(Extracted records)
──────

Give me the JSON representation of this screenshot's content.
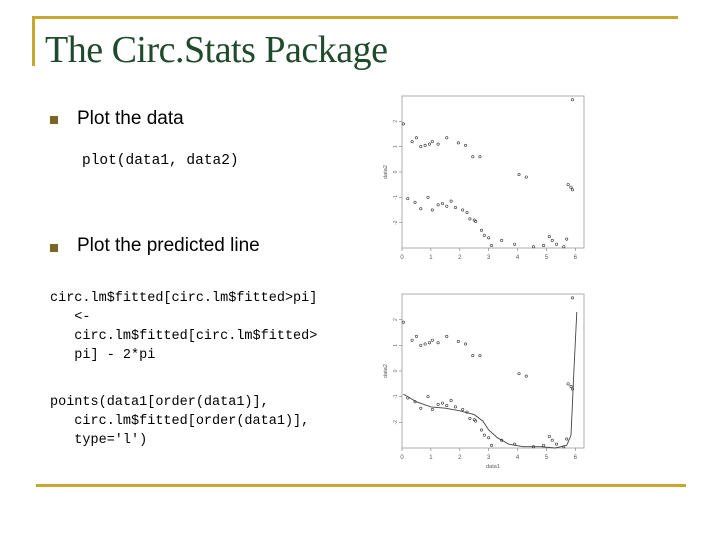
{
  "slide": {
    "title": "The Circ.Stats Package",
    "colors": {
      "accent": "#c8a82c",
      "title": "#1f4a2c",
      "bullet": "#7a6522",
      "text": "#000000"
    },
    "bullets": [
      {
        "text": "Plot the data"
      },
      {
        "text": "Plot the predicted line"
      }
    ],
    "code1": "plot(data1, data2)",
    "code2": "circ.lm$fitted[circ.lm$fitted>pi]\n   <-\n   circ.lm$fitted[circ.lm$fitted>\n   pi] - 2*pi",
    "code3": "points(data1[order(data1)],\n   circ.lm$fitted[order(data1)],\n   type='l')"
  },
  "chart_data": [
    {
      "type": "scatter",
      "xlabel": "",
      "ylabel": "data2",
      "xlim": [
        0,
        6.3
      ],
      "ylim": [
        -3,
        3
      ],
      "x_ticks": [
        "0",
        "1",
        "2",
        "3",
        "4",
        "5",
        "6"
      ],
      "y_ticks": [
        "-2",
        "-1",
        "0",
        "1",
        "2"
      ],
      "points": [
        [
          0.05,
          1.9
        ],
        [
          0.35,
          1.2
        ],
        [
          0.5,
          1.35
        ],
        [
          0.65,
          1.0
        ],
        [
          0.8,
          1.05
        ],
        [
          0.95,
          1.1
        ],
        [
          1.05,
          1.2
        ],
        [
          1.25,
          1.1
        ],
        [
          1.55,
          1.35
        ],
        [
          1.95,
          1.15
        ],
        [
          2.2,
          1.05
        ],
        [
          2.45,
          0.6
        ],
        [
          2.7,
          0.6
        ],
        [
          4.05,
          -0.1
        ],
        [
          4.3,
          -0.2
        ],
        [
          5.9,
          2.85
        ],
        [
          5.75,
          -0.5
        ],
        [
          5.85,
          -0.6
        ],
        [
          5.9,
          -0.7
        ],
        [
          0.2,
          -1.05
        ],
        [
          0.45,
          -1.2
        ],
        [
          0.65,
          -1.45
        ],
        [
          0.9,
          -1.0
        ],
        [
          1.05,
          -1.5
        ],
        [
          1.25,
          -1.3
        ],
        [
          1.4,
          -1.25
        ],
        [
          1.55,
          -1.35
        ],
        [
          1.7,
          -1.15
        ],
        [
          1.85,
          -1.4
        ],
        [
          2.1,
          -1.5
        ],
        [
          2.25,
          -1.6
        ],
        [
          2.35,
          -1.85
        ],
        [
          2.5,
          -1.9
        ],
        [
          2.55,
          -1.95
        ],
        [
          2.75,
          -2.3
        ],
        [
          2.85,
          -2.5
        ],
        [
          3.0,
          -2.6
        ],
        [
          3.1,
          -2.9
        ],
        [
          3.45,
          -2.7
        ],
        [
          3.9,
          -2.85
        ],
        [
          4.55,
          -2.95
        ],
        [
          4.9,
          -2.9
        ],
        [
          5.1,
          -2.55
        ],
        [
          5.2,
          -2.7
        ],
        [
          5.35,
          -2.85
        ],
        [
          5.6,
          -2.95
        ],
        [
          5.7,
          -2.65
        ]
      ]
    },
    {
      "type": "scatter",
      "xlabel": "data1",
      "ylabel": "data2",
      "xlim": [
        0,
        6.3
      ],
      "ylim": [
        -3,
        3
      ],
      "x_ticks": [
        "0",
        "1",
        "2",
        "3",
        "4",
        "5",
        "6"
      ],
      "y_ticks": [
        "-2",
        "-1",
        "0",
        "1",
        "2"
      ],
      "points": [
        [
          0.05,
          1.9
        ],
        [
          0.35,
          1.2
        ],
        [
          0.5,
          1.35
        ],
        [
          0.65,
          1.0
        ],
        [
          0.8,
          1.05
        ],
        [
          0.95,
          1.1
        ],
        [
          1.05,
          1.2
        ],
        [
          1.25,
          1.1
        ],
        [
          1.55,
          1.35
        ],
        [
          1.95,
          1.15
        ],
        [
          2.2,
          1.05
        ],
        [
          2.45,
          0.6
        ],
        [
          2.7,
          0.6
        ],
        [
          4.05,
          -0.1
        ],
        [
          4.3,
          -0.2
        ],
        [
          5.9,
          2.85
        ],
        [
          5.75,
          -0.5
        ],
        [
          5.85,
          -0.6
        ],
        [
          5.9,
          -0.7
        ],
        [
          0.2,
          -1.05
        ],
        [
          0.45,
          -1.2
        ],
        [
          0.65,
          -1.45
        ],
        [
          0.9,
          -1.0
        ],
        [
          1.05,
          -1.5
        ],
        [
          1.25,
          -1.3
        ],
        [
          1.4,
          -1.25
        ],
        [
          1.55,
          -1.35
        ],
        [
          1.7,
          -1.15
        ],
        [
          1.85,
          -1.4
        ],
        [
          2.1,
          -1.5
        ],
        [
          2.25,
          -1.6
        ],
        [
          2.35,
          -1.85
        ],
        [
          2.5,
          -1.9
        ],
        [
          2.55,
          -1.95
        ],
        [
          2.75,
          -2.3
        ],
        [
          2.85,
          -2.5
        ],
        [
          3.0,
          -2.6
        ],
        [
          3.1,
          -2.9
        ],
        [
          3.45,
          -2.7
        ],
        [
          3.9,
          -2.85
        ],
        [
          4.55,
          -2.95
        ],
        [
          4.9,
          -2.9
        ],
        [
          5.1,
          -2.55
        ],
        [
          5.2,
          -2.7
        ],
        [
          5.35,
          -2.85
        ],
        [
          5.6,
          -2.95
        ],
        [
          5.7,
          -2.65
        ]
      ],
      "fitted_line": [
        [
          0.05,
          -0.9
        ],
        [
          0.5,
          -1.2
        ],
        [
          1.0,
          -1.4
        ],
        [
          1.5,
          -1.45
        ],
        [
          2.0,
          -1.55
        ],
        [
          2.5,
          -1.7
        ],
        [
          2.8,
          -1.95
        ],
        [
          3.0,
          -2.3
        ],
        [
          3.3,
          -2.6
        ],
        [
          3.7,
          -2.85
        ],
        [
          4.2,
          -2.95
        ],
        [
          4.8,
          -2.95
        ],
        [
          5.3,
          -3.0
        ],
        [
          5.7,
          -2.9
        ],
        [
          5.85,
          -2.5
        ],
        [
          5.95,
          0.0
        ],
        [
          6.05,
          2.3
        ]
      ]
    }
  ]
}
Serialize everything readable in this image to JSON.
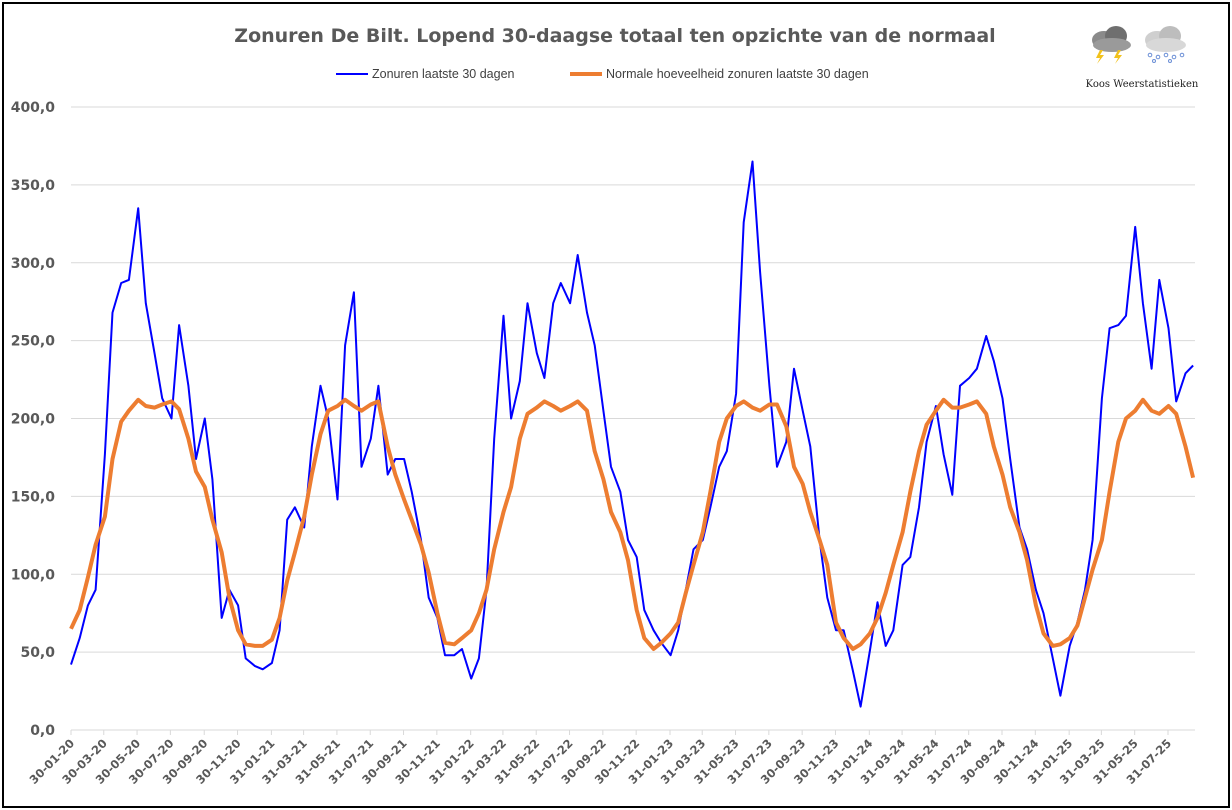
{
  "chart_data": {
    "type": "line",
    "title": "Zonuren De Bilt. Lopend 30-daagse totaal ten opzichte van de normaal",
    "xlabel": "",
    "ylabel": "",
    "ylim": [
      0,
      400
    ],
    "grid": true,
    "legend_position": "top",
    "y_ticks": [
      "0,0",
      "50,0",
      "100,0",
      "150,0",
      "200,0",
      "250,0",
      "300,0",
      "350,0",
      "400,0"
    ],
    "x_ticks": [
      "30-01-20",
      "30-03-20",
      "30-05-20",
      "30-07-20",
      "30-09-20",
      "30-11-20",
      "31-01-21",
      "31-03-21",
      "31-05-21",
      "31-07-21",
      "30-09-21",
      "30-11-21",
      "31-01-22",
      "31-03-22",
      "31-05-22",
      "31-07-22",
      "30-09-22",
      "30-11-22",
      "31-01-23",
      "31-03-23",
      "31-05-23",
      "31-07-23",
      "30-09-23",
      "30-11-23",
      "31-01-24",
      "31-03-24",
      "31-05-24",
      "31-07-24",
      "30-09-24",
      "30-11-24",
      "31-01-25",
      "31-03-25",
      "31-05-25",
      "31-07-25"
    ],
    "x": [
      "2020-01-30",
      "2020-02-15",
      "2020-03-01",
      "2020-03-15",
      "2020-04-01",
      "2020-04-15",
      "2020-05-01",
      "2020-05-15",
      "2020-06-01",
      "2020-06-15",
      "2020-07-01",
      "2020-07-15",
      "2020-08-01",
      "2020-08-15",
      "2020-09-01",
      "2020-09-15",
      "2020-10-01",
      "2020-10-15",
      "2020-11-01",
      "2020-11-15",
      "2020-12-01",
      "2020-12-15",
      "2021-01-01",
      "2021-01-15",
      "2021-02-01",
      "2021-02-15",
      "2021-03-01",
      "2021-03-15",
      "2021-04-01",
      "2021-04-15",
      "2021-05-01",
      "2021-05-15",
      "2021-06-01",
      "2021-06-15",
      "2021-07-01",
      "2021-07-15",
      "2021-08-01",
      "2021-08-15",
      "2021-09-01",
      "2021-09-15",
      "2021-10-01",
      "2021-10-15",
      "2021-11-01",
      "2021-11-15",
      "2021-12-01",
      "2021-12-15",
      "2022-01-01",
      "2022-01-15",
      "2022-02-01",
      "2022-02-15",
      "2022-03-01",
      "2022-03-15",
      "2022-04-01",
      "2022-04-15",
      "2022-05-01",
      "2022-05-15",
      "2022-06-01",
      "2022-06-15",
      "2022-07-01",
      "2022-07-15",
      "2022-08-01",
      "2022-08-15",
      "2022-09-01",
      "2022-09-15",
      "2022-10-01",
      "2022-10-15",
      "2022-11-01",
      "2022-11-15",
      "2022-12-01",
      "2022-12-15",
      "2023-01-01",
      "2023-01-15",
      "2023-02-01",
      "2023-02-15",
      "2023-03-01",
      "2023-03-15",
      "2023-04-01",
      "2023-04-15",
      "2023-05-01",
      "2023-05-15",
      "2023-06-01",
      "2023-06-15",
      "2023-07-01",
      "2023-07-15",
      "2023-08-01",
      "2023-08-15",
      "2023-09-01",
      "2023-09-15",
      "2023-10-01",
      "2023-10-15",
      "2023-11-01",
      "2023-11-15",
      "2023-12-01",
      "2023-12-15",
      "2024-01-01",
      "2024-01-15",
      "2024-02-01",
      "2024-02-15",
      "2024-03-01",
      "2024-03-15",
      "2024-04-01",
      "2024-04-15",
      "2024-05-01",
      "2024-05-15",
      "2024-06-01",
      "2024-06-15",
      "2024-07-01",
      "2024-07-15",
      "2024-08-01",
      "2024-08-15",
      "2024-09-01",
      "2024-09-15",
      "2024-10-01",
      "2024-10-15",
      "2024-11-01",
      "2024-11-15",
      "2024-12-01",
      "2024-12-15",
      "2025-01-01",
      "2025-01-15",
      "2025-02-01",
      "2025-02-15",
      "2025-03-01",
      "2025-03-15",
      "2025-04-01",
      "2025-04-15",
      "2025-05-01",
      "2025-05-15",
      "2025-06-01",
      "2025-06-15",
      "2025-07-01",
      "2025-07-15",
      "2025-08-01",
      "2025-08-15",
      "2025-09-01",
      "2025-09-15"
    ],
    "series": [
      {
        "name": "Zonuren laatste 30 dagen",
        "color": "#0000FF",
        "values": [
          42,
          59,
          80,
          90,
          177,
          268,
          287,
          289,
          335,
          274,
          242,
          213,
          200,
          260,
          221,
          174,
          200,
          161,
          72,
          90,
          80,
          46,
          41,
          39,
          43,
          64,
          135,
          143,
          130,
          182,
          221,
          200,
          148,
          247,
          281,
          169,
          187,
          221,
          164,
          174,
          174,
          153,
          122,
          85,
          72,
          48,
          48,
          52,
          33,
          46,
          90,
          187,
          266,
          200,
          224,
          274,
          242,
          226,
          274,
          287,
          274,
          305,
          268,
          247,
          205,
          169,
          153,
          122,
          111,
          77,
          64,
          56,
          48,
          64,
          90,
          116,
          122,
          143,
          169,
          179,
          216,
          326,
          365,
          294,
          221,
          169,
          185,
          232,
          205,
          182,
          122,
          85,
          64,
          64,
          38,
          15,
          51,
          82,
          54,
          64,
          106,
          111,
          143,
          185,
          208,
          177,
          151,
          221,
          226,
          232,
          253,
          237,
          213,
          174,
          130,
          116,
          90,
          75,
          46,
          22,
          54,
          69,
          90,
          122,
          213,
          258,
          260,
          266,
          323,
          274,
          232,
          289,
          258,
          211,
          229,
          234
        ]
      },
      {
        "name": "Normale hoeveelheid zonuren laatste 30 dagen",
        "color": "#ED7D31",
        "values": [
          65,
          77,
          98,
          119,
          137,
          174,
          198,
          205,
          212,
          208,
          207,
          209,
          211,
          206,
          187,
          166,
          156,
          135,
          114,
          85,
          64,
          55,
          54,
          54,
          58,
          72,
          96,
          114,
          137,
          164,
          190,
          205,
          208,
          212,
          208,
          205,
          209,
          211,
          182,
          164,
          148,
          135,
          119,
          101,
          75,
          56,
          55,
          59,
          64,
          75,
          90,
          116,
          140,
          156,
          187,
          203,
          207,
          211,
          208,
          205,
          208,
          211,
          205,
          179,
          161,
          140,
          127,
          109,
          77,
          59,
          52,
          56,
          62,
          69,
          88,
          106,
          127,
          153,
          185,
          200,
          208,
          211,
          207,
          205,
          209,
          209,
          195,
          169,
          158,
          140,
          122,
          106,
          69,
          59,
          52,
          55,
          62,
          72,
          88,
          106,
          127,
          153,
          179,
          196,
          205,
          212,
          207,
          207,
          209,
          211,
          203,
          182,
          164,
          143,
          127,
          109,
          80,
          62,
          54,
          55,
          59,
          67,
          85,
          103,
          122,
          153,
          185,
          200,
          205,
          212,
          205,
          203,
          208,
          203,
          182,
          162
        ]
      }
    ]
  },
  "logo": {
    "text": "Koos Weerstatistieken",
    "icons": [
      "thunderstorm-cloud-icon",
      "snow-cloud-icon"
    ]
  }
}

──────

What you will do: Whichever lines contain the string "title", select and copy them.

Answer to the task:
    "title": "The Circ.Stats Package",
      "title": "#1f4a2c",
    "title": "Zonuren De Bilt. Lopend 30-daagse totaal ten opzichte van de normaal",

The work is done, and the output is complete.